TO BE DONE: Pull every line containing "settings" out of the material below.

INPUT ROWS:
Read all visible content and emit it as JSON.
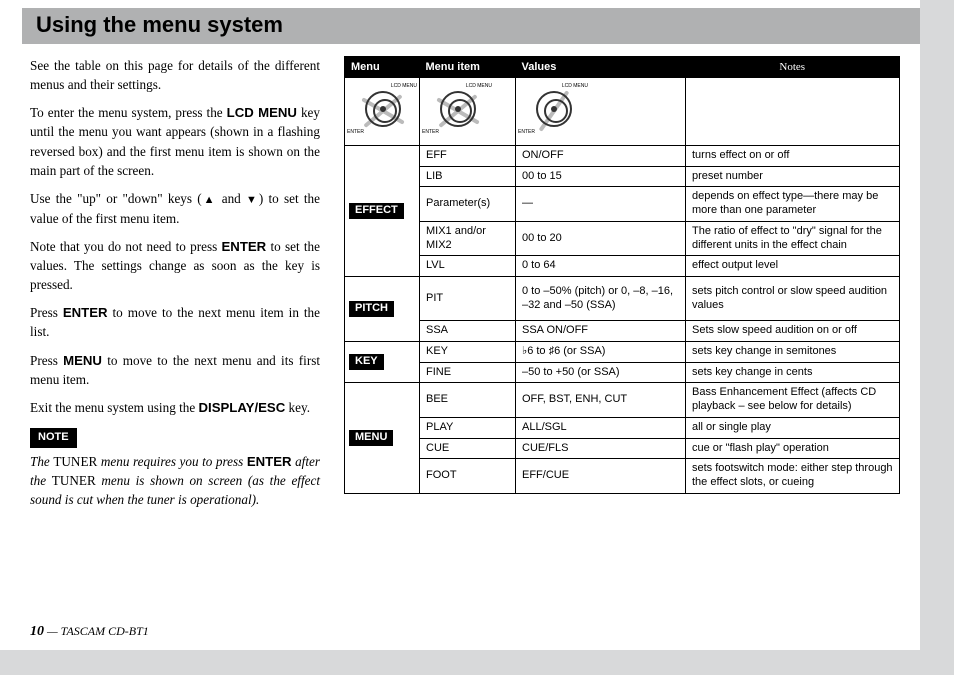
{
  "title": "Using the menu system",
  "footer": {
    "page": "10",
    "sep": " — ",
    "product": "TASCAM CD-BT1"
  },
  "body": {
    "p1": "See the table on this page for details of the different menus and their settings.",
    "p2a": "To enter the menu system, press the ",
    "p2b": "LCD MENU",
    "p2c": " key until the menu you want appears (shown in a flashing reversed box) and the first menu item is shown on the main part of the screen.",
    "p3a": "Use the \"up\" or \"down\" keys (",
    "p3b": "▲",
    "p3c": " and ",
    "p3d": "▼",
    "p3e": ") to set the value of the first menu item.",
    "p4a": "Note that you do not need to press ",
    "p4b": "ENTER",
    "p4c": " to set the values. The settings change as soon as the key is pressed.",
    "p5a": "Press ",
    "p5b": "ENTER",
    "p5c": " to move to the next menu item in the list.",
    "p6a": "Press ",
    "p6b": "MENU",
    "p6c": " to move to the next menu and its first menu item.",
    "p7a": "Exit the menu system using the ",
    "p7b": "DISPLAY/ESC",
    "p7c": " key.",
    "noteLabel": "NOTE",
    "note_a": "The ",
    "note_b": "TUNER",
    "note_c": " menu requires you to press ",
    "note_d": "ENTER",
    "note_e": " after the ",
    "note_f": "TUNER",
    "note_g": " menu is shown on screen (as the effect sound is cut when the tuner is operational)."
  },
  "table": {
    "headers": {
      "menu": "Menu",
      "item": "Menu item",
      "values": "Values",
      "notes": "Notes"
    },
    "iconLabels": {
      "enter": "ENTER",
      "menu": "LCD MENU"
    },
    "groups": [
      {
        "menu": "EFFECT",
        "rows": [
          {
            "item": "EFF",
            "values": "ON/OFF",
            "notes": "turns effect on or off"
          },
          {
            "item": "LIB",
            "values": "00 to 15",
            "notes": "preset number"
          },
          {
            "item": "Parameter(s)",
            "values": "—",
            "notes": "depends on effect type—there may be more than one parameter"
          },
          {
            "item": "MIX1 and/or MIX2",
            "values": "00 to 20",
            "notes": "The ratio of effect to \"dry\" signal for the different units in the effect chain"
          },
          {
            "item": "LVL",
            "values": "0 to 64",
            "notes": "effect output level"
          }
        ]
      },
      {
        "menu": "PITCH",
        "rows": [
          {
            "item": "PIT",
            "values": "0 to –50% (pitch) or 0, –8, –16, –32 and –50 (SSA)",
            "notes": "sets pitch control or slow speed audition values"
          },
          {
            "item": "SSA",
            "values": "SSA ON/OFF",
            "notes": "Sets slow speed audition on or off"
          }
        ]
      },
      {
        "menu": "KEY",
        "rows": [
          {
            "item": "KEY",
            "values": "♭6 to ♯6 (or SSA)",
            "notes": "sets key change in semitones"
          },
          {
            "item": "FINE",
            "values": "–50 to +50 (or SSA)",
            "notes": "sets key change in cents"
          }
        ]
      },
      {
        "menu": "MENU",
        "rows": [
          {
            "item": "BEE",
            "values": "OFF, BST, ENH, CUT",
            "notes": "Bass Enhancement Effect (affects CD playback – see below for details)"
          },
          {
            "item": "PLAY",
            "values": "ALL/SGL",
            "notes": "all or single play"
          },
          {
            "item": "CUE",
            "values": "CUE/FLS",
            "notes": "cue or \"flash play\" operation"
          },
          {
            "item": "FOOT",
            "values": "EFF/CUE",
            "notes": "sets footswitch mode: either step through the effect slots, or cueing"
          }
        ]
      }
    ]
  }
}
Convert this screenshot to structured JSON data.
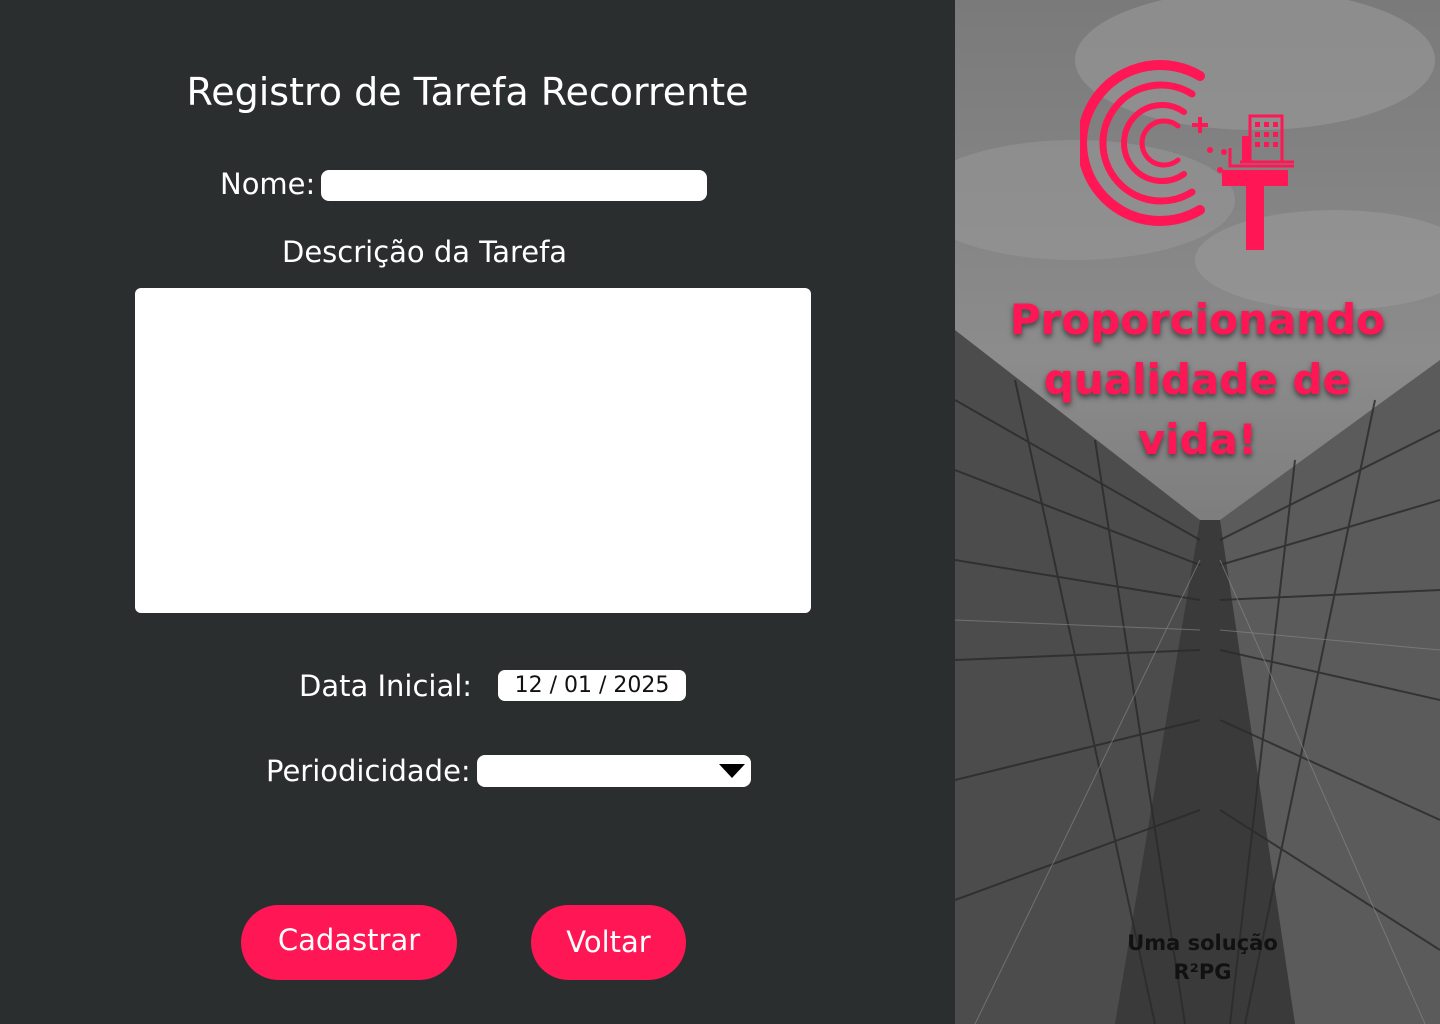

ANSWER:
    "p1": "See the table on this page for details of the different menus and their settings.",
    "p4c": " to set the values. The settings change as soon as the key is pressed.",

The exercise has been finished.